=== Task instructions ===
In the entries below, identify every line with the string "Dentro" and copy it.

─── Data for this task ───

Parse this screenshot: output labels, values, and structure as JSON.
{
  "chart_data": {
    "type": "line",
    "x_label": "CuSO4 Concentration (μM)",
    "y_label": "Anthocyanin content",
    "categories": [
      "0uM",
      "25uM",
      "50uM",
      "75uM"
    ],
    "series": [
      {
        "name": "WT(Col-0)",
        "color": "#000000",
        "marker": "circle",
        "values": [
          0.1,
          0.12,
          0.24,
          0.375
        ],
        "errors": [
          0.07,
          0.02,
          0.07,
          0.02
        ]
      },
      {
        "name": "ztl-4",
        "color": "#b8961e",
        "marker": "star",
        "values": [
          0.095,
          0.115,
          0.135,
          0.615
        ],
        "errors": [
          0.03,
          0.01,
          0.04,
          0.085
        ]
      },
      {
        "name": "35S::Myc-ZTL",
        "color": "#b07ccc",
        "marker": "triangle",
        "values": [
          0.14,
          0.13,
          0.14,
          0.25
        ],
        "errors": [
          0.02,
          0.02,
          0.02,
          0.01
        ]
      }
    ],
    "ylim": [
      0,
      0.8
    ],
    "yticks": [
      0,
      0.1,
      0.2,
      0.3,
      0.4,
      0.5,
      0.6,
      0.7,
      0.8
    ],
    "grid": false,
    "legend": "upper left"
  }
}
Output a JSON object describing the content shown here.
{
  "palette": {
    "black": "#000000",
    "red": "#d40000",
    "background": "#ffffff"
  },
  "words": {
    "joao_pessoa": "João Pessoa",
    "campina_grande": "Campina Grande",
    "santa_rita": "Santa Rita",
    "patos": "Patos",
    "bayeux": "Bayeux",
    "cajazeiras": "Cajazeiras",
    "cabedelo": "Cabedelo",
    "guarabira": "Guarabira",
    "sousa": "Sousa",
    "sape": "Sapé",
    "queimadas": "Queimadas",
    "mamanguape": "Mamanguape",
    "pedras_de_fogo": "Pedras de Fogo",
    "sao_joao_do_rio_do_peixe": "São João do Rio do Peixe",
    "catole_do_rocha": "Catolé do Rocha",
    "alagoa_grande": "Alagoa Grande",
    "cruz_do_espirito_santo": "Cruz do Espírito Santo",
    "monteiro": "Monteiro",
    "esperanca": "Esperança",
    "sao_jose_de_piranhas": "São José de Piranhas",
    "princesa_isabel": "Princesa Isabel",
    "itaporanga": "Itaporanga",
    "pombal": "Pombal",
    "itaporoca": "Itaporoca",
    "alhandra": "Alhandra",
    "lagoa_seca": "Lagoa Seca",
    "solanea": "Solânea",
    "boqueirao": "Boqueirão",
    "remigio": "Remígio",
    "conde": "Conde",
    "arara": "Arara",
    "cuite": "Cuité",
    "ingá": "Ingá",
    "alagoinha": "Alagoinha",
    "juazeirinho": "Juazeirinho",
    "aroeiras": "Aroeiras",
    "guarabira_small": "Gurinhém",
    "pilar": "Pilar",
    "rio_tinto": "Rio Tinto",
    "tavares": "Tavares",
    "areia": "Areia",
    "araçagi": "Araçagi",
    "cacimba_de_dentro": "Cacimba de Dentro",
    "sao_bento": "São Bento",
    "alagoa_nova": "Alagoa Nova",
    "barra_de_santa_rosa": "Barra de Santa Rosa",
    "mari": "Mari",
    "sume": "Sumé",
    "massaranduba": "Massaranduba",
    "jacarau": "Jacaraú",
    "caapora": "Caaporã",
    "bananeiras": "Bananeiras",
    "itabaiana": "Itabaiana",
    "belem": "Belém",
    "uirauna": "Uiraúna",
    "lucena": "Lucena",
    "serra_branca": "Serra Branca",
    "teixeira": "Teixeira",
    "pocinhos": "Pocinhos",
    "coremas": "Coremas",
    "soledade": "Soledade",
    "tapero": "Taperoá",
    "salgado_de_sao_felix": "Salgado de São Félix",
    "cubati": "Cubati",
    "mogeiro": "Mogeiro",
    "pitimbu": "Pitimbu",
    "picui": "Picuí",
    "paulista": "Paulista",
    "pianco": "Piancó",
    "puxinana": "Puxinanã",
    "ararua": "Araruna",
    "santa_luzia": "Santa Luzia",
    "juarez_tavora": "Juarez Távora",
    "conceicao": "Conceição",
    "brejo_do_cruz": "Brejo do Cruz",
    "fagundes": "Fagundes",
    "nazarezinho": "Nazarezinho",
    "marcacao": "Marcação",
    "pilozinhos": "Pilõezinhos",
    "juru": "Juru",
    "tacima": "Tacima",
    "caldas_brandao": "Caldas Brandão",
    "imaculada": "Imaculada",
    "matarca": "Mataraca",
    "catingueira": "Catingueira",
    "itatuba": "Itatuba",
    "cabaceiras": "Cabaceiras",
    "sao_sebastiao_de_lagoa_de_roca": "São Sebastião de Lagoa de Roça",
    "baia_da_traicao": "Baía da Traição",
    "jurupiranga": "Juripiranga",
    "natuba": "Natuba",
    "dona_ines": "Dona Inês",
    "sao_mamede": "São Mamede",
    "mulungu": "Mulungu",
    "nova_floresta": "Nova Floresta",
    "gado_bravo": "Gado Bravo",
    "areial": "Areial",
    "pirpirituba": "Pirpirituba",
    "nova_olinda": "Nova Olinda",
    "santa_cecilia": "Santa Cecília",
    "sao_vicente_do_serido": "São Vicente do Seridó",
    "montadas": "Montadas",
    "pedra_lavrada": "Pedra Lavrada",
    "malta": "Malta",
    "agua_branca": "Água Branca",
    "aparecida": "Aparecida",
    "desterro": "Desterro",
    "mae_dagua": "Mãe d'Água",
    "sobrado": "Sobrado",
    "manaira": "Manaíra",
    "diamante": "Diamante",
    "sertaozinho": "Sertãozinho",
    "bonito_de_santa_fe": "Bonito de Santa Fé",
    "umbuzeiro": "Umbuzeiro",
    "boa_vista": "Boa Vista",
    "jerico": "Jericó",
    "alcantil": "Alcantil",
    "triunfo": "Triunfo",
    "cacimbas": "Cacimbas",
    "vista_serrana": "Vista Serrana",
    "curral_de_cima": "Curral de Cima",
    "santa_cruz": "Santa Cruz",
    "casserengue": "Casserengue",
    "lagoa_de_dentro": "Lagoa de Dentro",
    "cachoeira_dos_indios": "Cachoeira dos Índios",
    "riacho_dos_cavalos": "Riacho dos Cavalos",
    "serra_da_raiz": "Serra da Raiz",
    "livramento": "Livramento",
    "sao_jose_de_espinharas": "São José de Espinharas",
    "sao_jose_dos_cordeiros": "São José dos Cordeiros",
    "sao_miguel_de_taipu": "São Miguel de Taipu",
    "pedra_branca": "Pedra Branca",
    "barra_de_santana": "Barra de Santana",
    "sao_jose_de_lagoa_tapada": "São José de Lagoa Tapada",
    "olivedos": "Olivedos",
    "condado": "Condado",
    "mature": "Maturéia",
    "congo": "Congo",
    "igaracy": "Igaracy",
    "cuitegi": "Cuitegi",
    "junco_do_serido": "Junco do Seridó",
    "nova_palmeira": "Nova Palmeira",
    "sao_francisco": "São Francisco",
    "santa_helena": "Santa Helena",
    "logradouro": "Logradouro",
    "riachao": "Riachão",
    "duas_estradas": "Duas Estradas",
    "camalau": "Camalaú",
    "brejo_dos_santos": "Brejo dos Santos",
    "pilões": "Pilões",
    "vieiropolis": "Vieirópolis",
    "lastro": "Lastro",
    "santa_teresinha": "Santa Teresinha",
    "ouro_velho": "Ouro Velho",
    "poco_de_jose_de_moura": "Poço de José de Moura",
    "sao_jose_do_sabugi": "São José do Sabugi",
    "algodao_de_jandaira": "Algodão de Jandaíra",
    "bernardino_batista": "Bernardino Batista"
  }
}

───

=== The response ===
    "cacimba_de_dentro": "Cacimba de Dentro",
    "lagoa_de_dentro": "Lagoa de Dentro",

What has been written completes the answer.